● Your assignment
Exact reproduction of the following data is required.

(Figure content listings)
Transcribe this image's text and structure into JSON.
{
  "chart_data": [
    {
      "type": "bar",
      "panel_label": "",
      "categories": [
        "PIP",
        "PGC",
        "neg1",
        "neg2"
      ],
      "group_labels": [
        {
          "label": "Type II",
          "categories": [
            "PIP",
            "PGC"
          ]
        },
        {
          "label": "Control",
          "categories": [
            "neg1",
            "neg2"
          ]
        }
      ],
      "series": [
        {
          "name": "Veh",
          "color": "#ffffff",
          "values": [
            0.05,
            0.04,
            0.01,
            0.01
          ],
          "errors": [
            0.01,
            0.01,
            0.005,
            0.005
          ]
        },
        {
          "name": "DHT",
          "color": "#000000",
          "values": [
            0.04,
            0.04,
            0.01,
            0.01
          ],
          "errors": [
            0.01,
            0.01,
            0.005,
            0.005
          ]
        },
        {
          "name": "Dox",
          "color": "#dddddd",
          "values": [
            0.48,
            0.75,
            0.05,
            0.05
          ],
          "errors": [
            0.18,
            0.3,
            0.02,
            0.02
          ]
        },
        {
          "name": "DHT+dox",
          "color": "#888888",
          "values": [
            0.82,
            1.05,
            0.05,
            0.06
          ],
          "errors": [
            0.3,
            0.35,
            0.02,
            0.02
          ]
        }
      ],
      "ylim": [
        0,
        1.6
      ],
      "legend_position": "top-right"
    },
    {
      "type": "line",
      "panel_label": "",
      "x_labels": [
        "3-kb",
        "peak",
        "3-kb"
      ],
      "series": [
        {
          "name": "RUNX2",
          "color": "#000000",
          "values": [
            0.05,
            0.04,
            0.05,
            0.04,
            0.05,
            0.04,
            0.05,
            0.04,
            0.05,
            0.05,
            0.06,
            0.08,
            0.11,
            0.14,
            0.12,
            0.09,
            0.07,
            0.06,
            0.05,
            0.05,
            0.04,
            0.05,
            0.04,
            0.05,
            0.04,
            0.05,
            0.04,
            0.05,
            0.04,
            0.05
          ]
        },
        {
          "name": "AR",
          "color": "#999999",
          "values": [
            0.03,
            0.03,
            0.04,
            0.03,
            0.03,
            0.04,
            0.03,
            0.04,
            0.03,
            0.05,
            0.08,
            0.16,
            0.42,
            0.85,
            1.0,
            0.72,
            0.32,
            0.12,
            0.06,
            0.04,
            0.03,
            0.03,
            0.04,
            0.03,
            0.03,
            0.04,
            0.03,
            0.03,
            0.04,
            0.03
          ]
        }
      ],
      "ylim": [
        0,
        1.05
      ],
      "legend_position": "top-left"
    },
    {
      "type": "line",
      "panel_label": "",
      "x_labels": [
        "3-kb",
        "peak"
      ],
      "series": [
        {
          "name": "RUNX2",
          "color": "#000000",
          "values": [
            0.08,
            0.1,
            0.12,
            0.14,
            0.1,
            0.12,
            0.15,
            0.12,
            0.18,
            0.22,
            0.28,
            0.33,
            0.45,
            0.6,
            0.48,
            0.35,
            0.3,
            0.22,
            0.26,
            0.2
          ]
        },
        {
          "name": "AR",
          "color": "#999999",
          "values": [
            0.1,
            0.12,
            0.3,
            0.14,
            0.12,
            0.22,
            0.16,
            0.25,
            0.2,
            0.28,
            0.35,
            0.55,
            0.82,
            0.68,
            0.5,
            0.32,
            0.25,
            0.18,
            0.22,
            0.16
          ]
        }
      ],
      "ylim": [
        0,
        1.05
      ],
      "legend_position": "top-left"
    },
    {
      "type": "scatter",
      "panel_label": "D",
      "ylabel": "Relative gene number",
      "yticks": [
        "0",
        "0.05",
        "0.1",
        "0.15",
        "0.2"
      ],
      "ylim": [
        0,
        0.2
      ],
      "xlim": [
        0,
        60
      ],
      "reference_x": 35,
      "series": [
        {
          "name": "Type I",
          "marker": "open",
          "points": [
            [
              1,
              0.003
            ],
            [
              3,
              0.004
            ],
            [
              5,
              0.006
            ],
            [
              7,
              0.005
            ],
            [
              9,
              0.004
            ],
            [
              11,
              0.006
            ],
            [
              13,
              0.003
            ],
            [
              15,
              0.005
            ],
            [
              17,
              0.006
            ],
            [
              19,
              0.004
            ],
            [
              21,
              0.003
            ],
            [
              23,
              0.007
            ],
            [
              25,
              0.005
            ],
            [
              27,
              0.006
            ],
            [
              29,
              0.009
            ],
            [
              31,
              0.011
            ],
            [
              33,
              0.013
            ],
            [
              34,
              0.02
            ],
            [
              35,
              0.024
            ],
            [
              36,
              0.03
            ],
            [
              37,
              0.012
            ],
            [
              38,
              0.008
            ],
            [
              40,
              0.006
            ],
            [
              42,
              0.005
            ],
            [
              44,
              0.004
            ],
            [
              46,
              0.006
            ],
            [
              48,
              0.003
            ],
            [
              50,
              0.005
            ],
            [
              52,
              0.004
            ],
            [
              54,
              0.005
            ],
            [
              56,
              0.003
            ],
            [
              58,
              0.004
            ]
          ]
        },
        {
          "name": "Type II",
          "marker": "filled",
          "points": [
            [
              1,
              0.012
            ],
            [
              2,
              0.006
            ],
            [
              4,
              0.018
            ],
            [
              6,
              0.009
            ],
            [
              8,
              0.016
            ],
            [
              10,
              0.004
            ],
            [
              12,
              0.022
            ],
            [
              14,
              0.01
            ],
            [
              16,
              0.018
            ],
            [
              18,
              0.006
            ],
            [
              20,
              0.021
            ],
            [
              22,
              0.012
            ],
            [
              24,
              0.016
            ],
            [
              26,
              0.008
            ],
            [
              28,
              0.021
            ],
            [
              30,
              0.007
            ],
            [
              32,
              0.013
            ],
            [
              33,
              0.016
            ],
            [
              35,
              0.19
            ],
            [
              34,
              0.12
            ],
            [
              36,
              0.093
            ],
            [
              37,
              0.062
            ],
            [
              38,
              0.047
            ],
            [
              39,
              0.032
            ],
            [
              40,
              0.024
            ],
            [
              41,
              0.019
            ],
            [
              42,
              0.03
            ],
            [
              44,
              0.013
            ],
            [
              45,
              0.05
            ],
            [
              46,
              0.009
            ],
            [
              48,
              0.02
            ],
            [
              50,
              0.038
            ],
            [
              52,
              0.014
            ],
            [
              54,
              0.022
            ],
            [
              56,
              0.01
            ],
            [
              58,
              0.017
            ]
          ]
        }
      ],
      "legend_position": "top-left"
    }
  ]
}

● Answer to the problem
Transcribe this image's text and structure into JSON.
{
  "chart_data": [
    {
      "type": "bar",
      "panel_label": "",
      "categories": [
        "PIP",
        "PGC",
        "neg1",
        "neg2"
      ],
      "group_labels": [
        {
          "label": "Type II",
          "categories": [
            "PIP",
            "PGC"
          ]
        },
        {
          "label": "Control",
          "categories": [
            "neg1",
            "neg2"
          ]
        }
      ],
      "series": [
        {
          "name": "Veh",
          "color": "#ffffff",
          "values": [
            0.05,
            0.04,
            0.01,
            0.01
          ],
          "errors": [
            0.01,
            0.01,
            0.005,
            0.005
          ]
        },
        {
          "name": "DHT",
          "color": "#000000",
          "values": [
            0.04,
            0.04,
            0.01,
            0.01
          ],
          "errors": [
            0.01,
            0.01,
            0.005,
            0.005
          ]
        },
        {
          "name": "Dox",
          "color": "#dddddd",
          "values": [
            0.48,
            0.75,
            0.05,
            0.05
          ],
          "errors": [
            0.18,
            0.3,
            0.02,
            0.02
          ]
        },
        {
          "name": "DHT+dox",
          "color": "#888888",
          "values": [
            0.82,
            1.05,
            0.05,
            0.06
          ],
          "errors": [
            0.3,
            0.35,
            0.02,
            0.02
          ]
        }
      ],
      "ylim": [
        0,
        1.6
      ],
      "legend_position": "top-right"
    },
    {
      "type": "line",
      "panel_label": "",
      "x_labels": [
        "3-kb",
        "peak",
        "3-kb"
      ],
      "series": [
        {
          "name": "RUNX2",
          "color": "#000000",
          "values": [
            0.05,
            0.04,
            0.05,
            0.04,
            0.05,
            0.04,
            0.05,
            0.04,
            0.05,
            0.05,
            0.06,
            0.08,
            0.11,
            0.14,
            0.12,
            0.09,
            0.07,
            0.06,
            0.05,
            0.05,
            0.04,
            0.05,
            0.04,
            0.05,
            0.04,
            0.05,
            0.04,
            0.05,
            0.04,
            0.05
          ]
        },
        {
          "name": "AR",
          "color": "#999999",
          "values": [
            0.03,
            0.03,
            0.04,
            0.03,
            0.03,
            0.04,
            0.03,
            0.04,
            0.03,
            0.05,
            0.08,
            0.16,
            0.42,
            0.85,
            1.0,
            0.72,
            0.32,
            0.12,
            0.06,
            0.04,
            0.03,
            0.03,
            0.04,
            0.03,
            0.03,
            0.04,
            0.03,
            0.03,
            0.04,
            0.03
          ]
        }
      ],
      "ylim": [
        0,
        1.05
      ],
      "legend_position": "top-left"
    },
    {
      "type": "line",
      "panel_label": "",
      "x_labels": [
        "3-kb",
        "peak"
      ],
      "series": [
        {
          "name": "RUNX2",
          "color": "#000000",
          "values": [
            0.08,
            0.1,
            0.12,
            0.14,
            0.1,
            0.12,
            0.15,
            0.12,
            0.18,
            0.22,
            0.28,
            0.33,
            0.45,
            0.6,
            0.48,
            0.35,
            0.3,
            0.22,
            0.26,
            0.2
          ]
        },
        {
          "name": "AR",
          "color": "#999999",
          "values": [
            0.1,
            0.12,
            0.3,
            0.14,
            0.12,
            0.22,
            0.16,
            0.25,
            0.2,
            0.28,
            0.35,
            0.55,
            0.82,
            0.68,
            0.5,
            0.32,
            0.25,
            0.18,
            0.22,
            0.16
          ]
        }
      ],
      "ylim": [
        0,
        1.05
      ],
      "legend_position": "top-left"
    },
    {
      "type": "scatter",
      "panel_label": "D",
      "ylabel": "Relative gene number",
      "yticks": [
        "0",
        "0.05",
        "0.1",
        "0.15",
        "0.2"
      ],
      "ylim": [
        0,
        0.2
      ],
      "xlim": [
        0,
        60
      ],
      "reference_x": 35,
      "series": [
        {
          "name": "Type I",
          "marker": "open",
          "points": [
            [
              1,
              0.003
            ],
            [
              3,
              0.004
            ],
            [
              5,
              0.006
            ],
            [
              7,
              0.005
            ],
            [
              9,
              0.004
            ],
            [
              11,
              0.006
            ],
            [
              13,
              0.003
            ],
            [
              15,
              0.005
            ],
            [
              17,
              0.006
            ],
            [
              19,
              0.004
            ],
            [
              21,
              0.003
            ],
            [
              23,
              0.007
            ],
            [
              25,
              0.005
            ],
            [
              27,
              0.006
            ],
            [
              29,
              0.009
            ],
            [
              31,
              0.011
            ],
            [
              33,
              0.013
            ],
            [
              34,
              0.02
            ],
            [
              35,
              0.024
            ],
            [
              36,
              0.03
            ],
            [
              37,
              0.012
            ],
            [
              38,
              0.008
            ],
            [
              40,
              0.006
            ],
            [
              42,
              0.005
            ],
            [
              44,
              0.004
            ],
            [
              46,
              0.006
            ],
            [
              48,
              0.003
            ],
            [
              50,
              0.005
            ],
            [
              52,
              0.004
            ],
            [
              54,
              0.005
            ],
            [
              56,
              0.003
            ],
            [
              58,
              0.004
            ]
          ]
        },
        {
          "name": "Type II",
          "marker": "filled",
          "points": [
            [
              1,
              0.012
            ],
            [
              2,
              0.006
            ],
            [
              4,
              0.018
            ],
            [
              6,
              0.009
            ],
            [
              8,
              0.016
            ],
            [
              10,
              0.004
            ],
            [
              12,
              0.022
            ],
            [
              14,
              0.01
            ],
            [
              16,
              0.018
            ],
            [
              18,
              0.006
            ],
            [
              20,
              0.021
            ],
            [
              22,
              0.012
            ],
            [
              24,
              0.016
            ],
            [
              26,
              0.008
            ],
            [
              28,
              0.021
            ],
            [
              30,
              0.007
            ],
            [
              32,
              0.013
            ],
            [
              33,
              0.016
            ],
            [
              35,
              0.19
            ],
            [
              34,
              0.12
            ],
            [
              36,
              0.093
            ],
            [
              37,
              0.062
            ],
            [
              38,
              0.047
            ],
            [
              39,
              0.032
            ],
            [
              40,
              0.024
            ],
            [
              41,
              0.019
            ],
            [
              42,
              0.03
            ],
            [
              44,
              0.013
            ],
            [
              45,
              0.05
            ],
            [
              46,
              0.009
            ],
            [
              48,
              0.02
            ],
            [
              50,
              0.038
            ],
            [
              52,
              0.014
            ],
            [
              54,
              0.022
            ],
            [
              56,
              0.01
            ],
            [
              58,
              0.017
            ]
          ]
        }
      ],
      "legend_position": "top-left"
    }
  ]
}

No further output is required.